(Instruction): Pictures do not belong in the copy. Return all of the entries exactly.

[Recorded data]
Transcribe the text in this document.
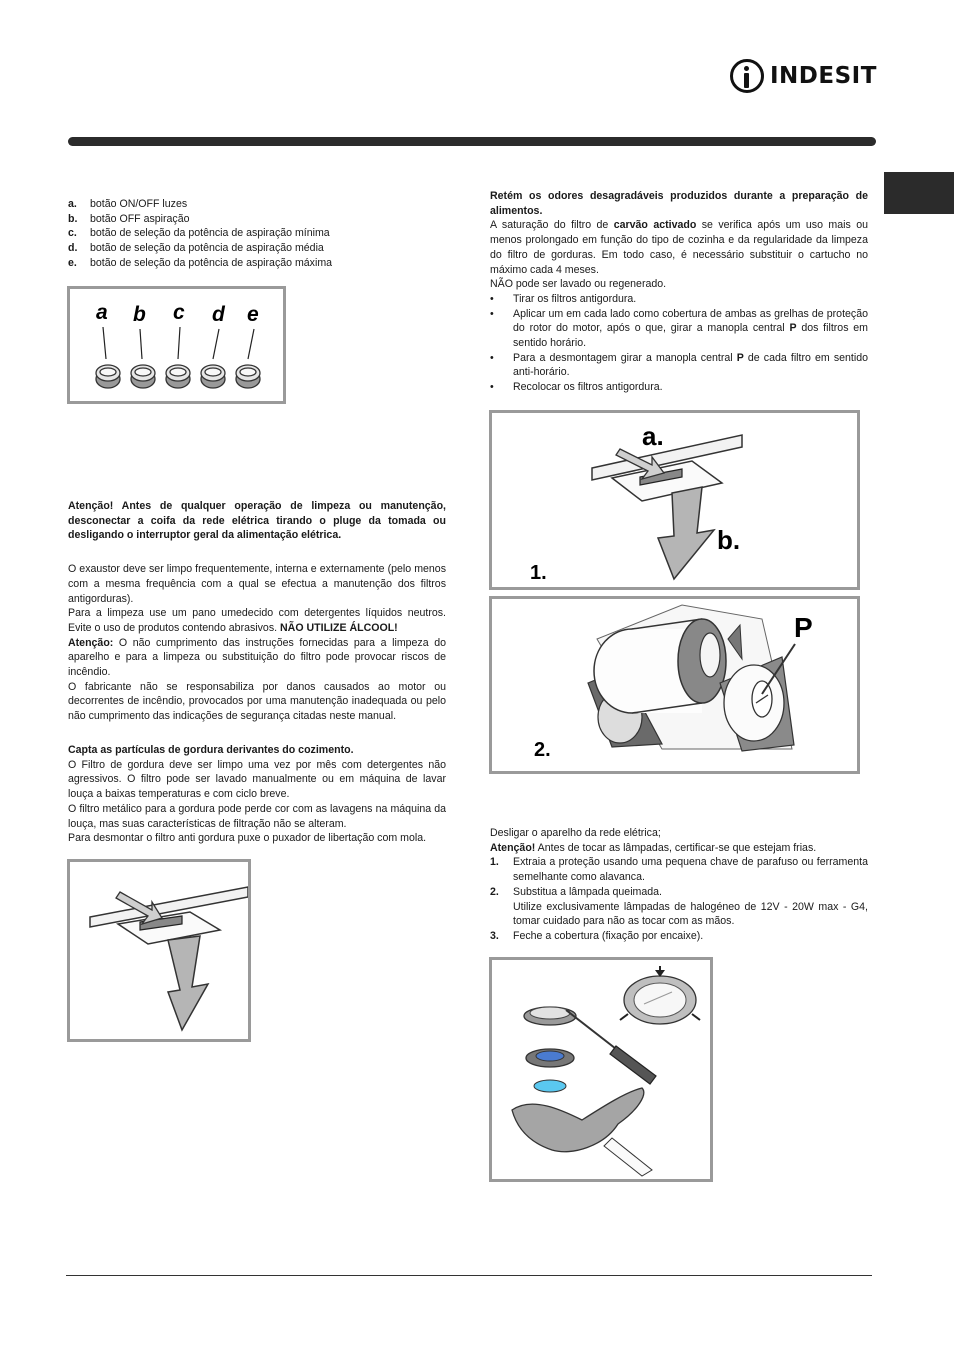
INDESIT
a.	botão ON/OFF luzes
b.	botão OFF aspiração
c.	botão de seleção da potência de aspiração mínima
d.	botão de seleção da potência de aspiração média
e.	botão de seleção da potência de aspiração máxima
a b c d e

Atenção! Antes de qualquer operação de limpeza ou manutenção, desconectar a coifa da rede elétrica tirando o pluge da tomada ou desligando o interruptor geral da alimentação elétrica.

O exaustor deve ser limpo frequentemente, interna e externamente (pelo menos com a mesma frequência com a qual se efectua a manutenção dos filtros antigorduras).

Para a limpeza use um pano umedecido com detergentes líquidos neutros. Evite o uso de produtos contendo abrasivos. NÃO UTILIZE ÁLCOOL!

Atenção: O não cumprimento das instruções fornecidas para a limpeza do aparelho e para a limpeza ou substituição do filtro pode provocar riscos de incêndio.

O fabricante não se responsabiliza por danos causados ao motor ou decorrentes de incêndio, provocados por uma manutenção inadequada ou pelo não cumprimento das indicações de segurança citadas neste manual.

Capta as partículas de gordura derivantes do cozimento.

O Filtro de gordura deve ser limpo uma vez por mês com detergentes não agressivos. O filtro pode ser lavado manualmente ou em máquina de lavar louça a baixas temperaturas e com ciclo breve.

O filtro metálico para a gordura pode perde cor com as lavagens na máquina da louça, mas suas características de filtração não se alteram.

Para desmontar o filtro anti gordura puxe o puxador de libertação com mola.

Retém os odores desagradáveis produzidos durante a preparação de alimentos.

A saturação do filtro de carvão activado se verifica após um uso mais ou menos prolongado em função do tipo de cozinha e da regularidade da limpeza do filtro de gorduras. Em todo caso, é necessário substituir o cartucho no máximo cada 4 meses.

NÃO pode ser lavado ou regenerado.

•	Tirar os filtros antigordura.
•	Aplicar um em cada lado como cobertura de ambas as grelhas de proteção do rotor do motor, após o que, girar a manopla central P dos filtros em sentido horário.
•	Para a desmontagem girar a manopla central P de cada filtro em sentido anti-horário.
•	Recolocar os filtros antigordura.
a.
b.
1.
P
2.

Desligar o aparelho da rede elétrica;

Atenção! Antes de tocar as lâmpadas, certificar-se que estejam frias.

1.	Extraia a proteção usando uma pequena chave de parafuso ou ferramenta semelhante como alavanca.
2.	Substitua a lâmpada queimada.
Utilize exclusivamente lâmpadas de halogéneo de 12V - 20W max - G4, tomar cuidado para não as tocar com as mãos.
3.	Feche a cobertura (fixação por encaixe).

(Solved exercise):
Transcribe the text in this document.
INDESIT
a.	botão ON/OFF luzes
b.	botão OFF aspiração
c.	botão de seleção da potência de aspiração mínima
d.	botão de seleção da potência de aspiração média
e.	botão de seleção da potência de aspiração máxima
a b c d e

Atenção! Antes de qualquer operação de limpeza ou manutenção, desconectar a coifa da rede elétrica tirando o pluge da tomada ou desligando o interruptor geral da alimentação elétrica.

O exaustor deve ser limpo frequentemente, interna e externamente (pelo menos com a mesma frequência com a qual se efectua a manutenção dos filtros antigorduras).

Para a limpeza use um pano umedecido com detergentes líquidos neutros. Evite o uso de produtos contendo abrasivos. NÃO UTILIZE ÁLCOOL!

Atenção: O não cumprimento das instruções fornecidas para a limpeza do aparelho e para a limpeza ou substituição do filtro pode provocar riscos de incêndio.

O fabricante não se responsabiliza por danos causados ao motor ou decorrentes de incêndio, provocados por uma manutenção inadequada ou pelo não cumprimento das indicações de segurança citadas neste manual.

Capta as partículas de gordura derivantes do cozimento.

O Filtro de gordura deve ser limpo uma vez por mês com detergentes não agressivos. O filtro pode ser lavado manualmente ou em máquina de lavar louça a baixas temperaturas e com ciclo breve.

O filtro metálico para a gordura pode perde cor com as lavagens na máquina da louça, mas suas características de filtração não se alteram.

Para desmontar o filtro anti gordura puxe o puxador de libertação com mola.

Retém os odores desagradáveis produzidos durante a preparação de alimentos.

A saturação do filtro de carvão activado se verifica após um uso mais ou menos prolongado em função do tipo de cozinha e da regularidade da limpeza do filtro de gorduras. Em todo caso, é necessário substituir o cartucho no máximo cada 4 meses.

NÃO pode ser lavado ou regenerado.

•	Tirar os filtros antigordura.
•	Aplicar um em cada lado como cobertura de ambas as grelhas de proteção do rotor do motor, após o que, girar a manopla central P dos filtros em sentido horário.
•	Para a desmontagem girar a manopla central P de cada filtro em sentido anti-horário.
•	Recolocar os filtros antigordura.
a.
b.
1.
P
2.

Desligar o aparelho da rede elétrica;

Atenção! Antes de tocar as lâmpadas, certificar-se que estejam frias.

1.	Extraia a proteção usando uma pequena chave de parafuso ou ferramenta semelhante como alavanca.
2.	Substitua a lâmpada queimada.
Utilize exclusivamente lâmpadas de halogéneo de 12V - 20W max - G4, tomar cuidado para não as tocar com as mãos.
3.	Feche a cobertura (fixação por encaixe).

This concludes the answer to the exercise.